= Exercise task =
The records should be written out in full, with nothing altered.

[Data extracted from a collection]
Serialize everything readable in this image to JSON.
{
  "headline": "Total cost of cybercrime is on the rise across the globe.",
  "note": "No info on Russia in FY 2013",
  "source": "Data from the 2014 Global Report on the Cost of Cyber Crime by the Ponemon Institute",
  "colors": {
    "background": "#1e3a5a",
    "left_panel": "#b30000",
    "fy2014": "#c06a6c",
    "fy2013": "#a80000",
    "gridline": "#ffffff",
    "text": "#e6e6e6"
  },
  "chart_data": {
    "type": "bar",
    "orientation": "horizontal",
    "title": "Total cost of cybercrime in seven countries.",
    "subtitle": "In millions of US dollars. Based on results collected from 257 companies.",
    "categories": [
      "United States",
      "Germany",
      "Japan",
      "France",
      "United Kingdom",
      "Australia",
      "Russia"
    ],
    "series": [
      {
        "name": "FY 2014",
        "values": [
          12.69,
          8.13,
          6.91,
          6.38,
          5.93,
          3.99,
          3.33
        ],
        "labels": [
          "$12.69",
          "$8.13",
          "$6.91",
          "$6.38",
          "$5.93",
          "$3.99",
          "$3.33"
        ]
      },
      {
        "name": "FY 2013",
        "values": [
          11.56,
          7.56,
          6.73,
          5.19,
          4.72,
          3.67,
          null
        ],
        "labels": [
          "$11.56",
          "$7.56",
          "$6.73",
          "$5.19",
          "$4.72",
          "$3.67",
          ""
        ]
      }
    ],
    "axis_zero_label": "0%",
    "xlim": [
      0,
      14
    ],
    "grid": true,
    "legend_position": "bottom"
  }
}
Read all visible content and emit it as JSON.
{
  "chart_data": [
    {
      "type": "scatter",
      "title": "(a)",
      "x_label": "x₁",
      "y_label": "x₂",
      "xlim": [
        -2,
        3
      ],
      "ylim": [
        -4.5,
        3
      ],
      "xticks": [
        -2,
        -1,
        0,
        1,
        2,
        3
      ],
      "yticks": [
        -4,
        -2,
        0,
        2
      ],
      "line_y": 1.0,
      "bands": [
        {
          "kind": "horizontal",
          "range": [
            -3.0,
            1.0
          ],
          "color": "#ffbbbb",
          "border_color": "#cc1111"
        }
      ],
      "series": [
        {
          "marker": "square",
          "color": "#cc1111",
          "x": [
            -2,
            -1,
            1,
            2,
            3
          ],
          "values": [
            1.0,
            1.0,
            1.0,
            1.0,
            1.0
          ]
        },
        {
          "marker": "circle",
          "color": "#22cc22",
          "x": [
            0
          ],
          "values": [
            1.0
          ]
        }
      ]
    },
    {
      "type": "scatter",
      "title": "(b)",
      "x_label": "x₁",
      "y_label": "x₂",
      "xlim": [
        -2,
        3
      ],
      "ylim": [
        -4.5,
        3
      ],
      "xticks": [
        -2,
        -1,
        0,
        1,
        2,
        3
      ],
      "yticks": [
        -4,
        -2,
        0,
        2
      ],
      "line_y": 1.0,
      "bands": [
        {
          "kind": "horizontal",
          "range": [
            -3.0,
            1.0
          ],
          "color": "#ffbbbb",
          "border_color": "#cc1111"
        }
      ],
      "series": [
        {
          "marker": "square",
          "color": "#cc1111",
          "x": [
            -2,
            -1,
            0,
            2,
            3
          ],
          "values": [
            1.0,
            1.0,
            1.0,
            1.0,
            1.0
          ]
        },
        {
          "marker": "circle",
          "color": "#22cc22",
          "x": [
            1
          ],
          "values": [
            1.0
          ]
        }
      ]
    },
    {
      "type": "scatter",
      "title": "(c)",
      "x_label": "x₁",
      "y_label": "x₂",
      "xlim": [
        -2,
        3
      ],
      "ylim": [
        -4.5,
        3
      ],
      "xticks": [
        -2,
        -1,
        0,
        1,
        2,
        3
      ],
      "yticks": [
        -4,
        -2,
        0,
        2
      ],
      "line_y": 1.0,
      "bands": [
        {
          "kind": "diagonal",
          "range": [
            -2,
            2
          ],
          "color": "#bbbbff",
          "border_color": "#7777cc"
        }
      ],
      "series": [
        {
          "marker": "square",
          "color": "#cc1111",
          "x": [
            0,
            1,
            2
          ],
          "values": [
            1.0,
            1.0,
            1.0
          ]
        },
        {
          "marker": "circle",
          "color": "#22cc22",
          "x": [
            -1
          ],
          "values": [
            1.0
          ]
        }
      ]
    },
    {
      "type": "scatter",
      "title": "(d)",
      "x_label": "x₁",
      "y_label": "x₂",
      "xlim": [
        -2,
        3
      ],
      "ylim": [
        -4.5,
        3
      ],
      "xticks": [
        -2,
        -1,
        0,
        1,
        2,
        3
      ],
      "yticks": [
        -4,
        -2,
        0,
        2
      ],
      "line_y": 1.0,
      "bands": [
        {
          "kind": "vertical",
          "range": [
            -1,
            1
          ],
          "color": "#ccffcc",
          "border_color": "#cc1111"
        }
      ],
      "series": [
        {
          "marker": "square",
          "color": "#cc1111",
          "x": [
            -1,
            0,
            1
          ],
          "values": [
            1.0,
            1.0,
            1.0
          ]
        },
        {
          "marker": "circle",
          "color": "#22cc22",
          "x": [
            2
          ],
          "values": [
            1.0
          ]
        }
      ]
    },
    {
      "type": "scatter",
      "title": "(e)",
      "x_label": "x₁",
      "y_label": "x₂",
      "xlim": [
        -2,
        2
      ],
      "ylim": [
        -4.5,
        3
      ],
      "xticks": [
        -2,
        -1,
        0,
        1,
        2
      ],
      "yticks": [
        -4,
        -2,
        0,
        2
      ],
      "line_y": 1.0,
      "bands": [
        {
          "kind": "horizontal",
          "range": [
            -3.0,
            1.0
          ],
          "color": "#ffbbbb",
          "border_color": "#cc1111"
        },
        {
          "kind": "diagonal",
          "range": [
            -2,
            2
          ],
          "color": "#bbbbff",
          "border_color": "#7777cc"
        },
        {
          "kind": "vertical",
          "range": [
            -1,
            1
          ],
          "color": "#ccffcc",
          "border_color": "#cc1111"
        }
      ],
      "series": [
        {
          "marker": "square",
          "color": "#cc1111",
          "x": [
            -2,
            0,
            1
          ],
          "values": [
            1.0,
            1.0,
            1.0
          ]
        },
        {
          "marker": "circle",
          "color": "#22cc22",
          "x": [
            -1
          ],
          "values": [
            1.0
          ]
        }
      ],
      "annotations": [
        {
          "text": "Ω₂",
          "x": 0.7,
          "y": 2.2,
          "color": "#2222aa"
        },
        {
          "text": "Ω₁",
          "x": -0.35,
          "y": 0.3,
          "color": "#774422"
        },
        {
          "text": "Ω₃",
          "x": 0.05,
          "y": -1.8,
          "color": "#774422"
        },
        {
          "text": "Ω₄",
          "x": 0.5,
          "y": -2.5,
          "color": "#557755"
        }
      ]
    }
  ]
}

= Output =
Serialize everything readable in this image to JSON.
{
  "headline": "Total cost of cybercrime is on the rise across the globe.",
  "note": "No info on Russia in FY 2013",
  "source": "Data from the 2014 Global Report on the Cost of Cyber Crime by the Ponemon Institute",
  "colors": {
    "background": "#1e3a5a",
    "left_panel": "#b30000",
    "fy2014": "#c06a6c",
    "fy2013": "#a80000",
    "gridline": "#ffffff",
    "text": "#e6e6e6"
  },
  "chart_data": {
    "type": "bar",
    "orientation": "horizontal",
    "title": "Total cost of cybercrime in seven countries.",
    "subtitle": "In millions of US dollars. Based on results collected from 257 companies.",
    "categories": [
      "United States",
      "Germany",
      "Japan",
      "France",
      "United Kingdom",
      "Australia",
      "Russia"
    ],
    "series": [
      {
        "name": "FY 2014",
        "values": [
          12.69,
          8.13,
          6.91,
          6.38,
          5.93,
          3.99,
          3.33
        ],
        "labels": [
          "$12.69",
          "$8.13",
          "$6.91",
          "$6.38",
          "$5.93",
          "$3.99",
          "$3.33"
        ]
      },
      {
        "name": "FY 2013",
        "values": [
          11.56,
          7.56,
          6.73,
          5.19,
          4.72,
          3.67,
          null
        ],
        "labels": [
          "$11.56",
          "$7.56",
          "$6.73",
          "$5.19",
          "$4.72",
          "$3.67",
          ""
        ]
      }
    ],
    "axis_zero_label": "0%",
    "xlim": [
      0,
      14
    ],
    "grid": true,
    "legend_position": "bottom"
  }
}
Read all visible content and emit it as JSON.
{
  "chart_data": [
    {
      "type": "scatter",
      "title": "(a)",
      "x_label": "x₁",
      "y_label": "x₂",
      "xlim": [
        -2,
        3
      ],
      "ylim": [
        -4.5,
        3
      ],
      "xticks": [
        -2,
        -1,
        0,
        1,
        2,
        3
      ],
      "yticks": [
        -4,
        -2,
        0,
        2
      ],
      "line_y": 1.0,
      "bands": [
        {
          "kind": "horizontal",
          "range": [
            -3.0,
            1.0
          ],
          "color": "#ffbbbb",
          "border_color": "#cc1111"
        }
      ],
      "series": [
        {
          "marker": "square",
          "color": "#cc1111",
          "x": [
            -2,
            -1,
            1,
            2,
            3
          ],
          "values": [
            1.0,
            1.0,
            1.0,
            1.0,
            1.0
          ]
        },
        {
          "marker": "circle",
          "color": "#22cc22",
          "x": [
            0
          ],
          "values": [
            1.0
          ]
        }
      ]
    },
    {
      "type": "scatter",
      "title": "(b)",
      "x_label": "x₁",
      "y_label": "x₂",
      "xlim": [
        -2,
        3
      ],
      "ylim": [
        -4.5,
        3
      ],
      "xticks": [
        -2,
        -1,
        0,
        1,
        2,
        3
      ],
      "yticks": [
        -4,
        -2,
        0,
        2
      ],
      "line_y": 1.0,
      "bands": [
        {
          "kind": "horizontal",
          "range": [
            -3.0,
            1.0
          ],
          "color": "#ffbbbb",
          "border_color": "#cc1111"
        }
      ],
      "series": [
        {
          "marker": "square",
          "color": "#cc1111",
          "x": [
            -2,
            -1,
            0,
            2,
            3
          ],
          "values": [
            1.0,
            1.0,
            1.0,
            1.0,
            1.0
          ]
        },
        {
          "marker": "circle",
          "color": "#22cc22",
          "x": [
            1
          ],
          "values": [
            1.0
          ]
        }
      ]
    },
    {
      "type": "scatter",
      "title": "(c)",
      "x_label": "x₁",
      "y_label": "x₂",
      "xlim": [
        -2,
        3
      ],
      "ylim": [
        -4.5,
        3
      ],
      "xticks": [
        -2,
        -1,
        0,
        1,
        2,
        3
      ],
      "yticks": [
        -4,
        -2,
        0,
        2
      ],
      "line_y": 1.0,
      "bands": [
        {
          "kind": "diagonal",
          "range": [
            -2,
            2
          ],
          "color": "#bbbbff",
          "border_color": "#7777cc"
        }
      ],
      "series": [
        {
          "marker": "square",
          "color": "#cc1111",
          "x": [
            0,
            1,
            2
          ],
          "values": [
            1.0,
            1.0,
            1.0
          ]
        },
        {
          "marker": "circle",
          "color": "#22cc22",
          "x": [
            -1
          ],
          "values": [
            1.0
          ]
        }
      ]
    },
    {
      "type": "scatter",
      "title": "(d)",
      "x_label": "x₁",
      "y_label": "x₂",
      "xlim": [
        -2,
        3
      ],
      "ylim": [
        -4.5,
        3
      ],
      "xticks": [
        -2,
        -1,
        0,
        1,
        2,
        3
      ],
      "yticks": [
        -4,
        -2,
        0,
        2
      ],
      "line_y": 1.0,
      "bands": [
        {
          "kind": "vertical",
          "range": [
            -1,
            1
          ],
          "color": "#ccffcc",
          "border_color": "#cc1111"
        }
      ],
      "series": [
        {
          "marker": "square",
          "color": "#cc1111",
          "x": [
            -1,
            0,
            1
          ],
          "values": [
            1.0,
            1.0,
            1.0
          ]
        },
        {
          "marker": "circle",
          "color": "#22cc22",
          "x": [
            2
          ],
          "values": [
            1.0
          ]
        }
      ]
    },
    {
      "type": "scatter",
      "title": "(e)",
      "x_label": "x₁",
      "y_label": "x₂",
      "xlim": [
        -2,
        2
      ],
      "ylim": [
        -4.5,
        3
      ],
      "xticks": [
        -2,
        -1,
        0,
        1,
        2
      ],
      "yticks": [
        -4,
        -2,
        0,
        2
      ],
      "line_y": 1.0,
      "bands": [
        {
          "kind": "horizontal",
          "range": [
            -3.0,
            1.0
          ],
          "color": "#ffbbbb",
          "border_color": "#cc1111"
        },
        {
          "kind": "diagonal",
          "range": [
            -2,
            2
          ],
          "color": "#bbbbff",
          "border_color": "#7777cc"
        },
        {
          "kind": "vertical",
          "range": [
            -1,
            1
          ],
          "color": "#ccffcc",
          "border_color": "#cc1111"
        }
      ],
      "series": [
        {
          "marker": "square",
          "color": "#cc1111",
          "x": [
            -2,
            0,
            1
          ],
          "values": [
            1.0,
            1.0,
            1.0
          ]
        },
        {
          "marker": "circle",
          "color": "#22cc22",
          "x": [
            -1
          ],
          "values": [
            1.0
          ]
        }
      ],
      "annotations": [
        {
          "text": "Ω₂",
          "x": 0.7,
          "y": 2.2,
          "color": "#2222aa"
        },
        {
          "text": "Ω₁",
          "x": -0.35,
          "y": 0.3,
          "color": "#774422"
        },
        {
          "text": "Ω₃",
          "x": 0.05,
          "y": -1.8,
          "color": "#774422"
        },
        {
          "text": "Ω₄",
          "x": 0.5,
          "y": -2.5,
          "color": "#557755"
        }
      ]
    }
  ]
}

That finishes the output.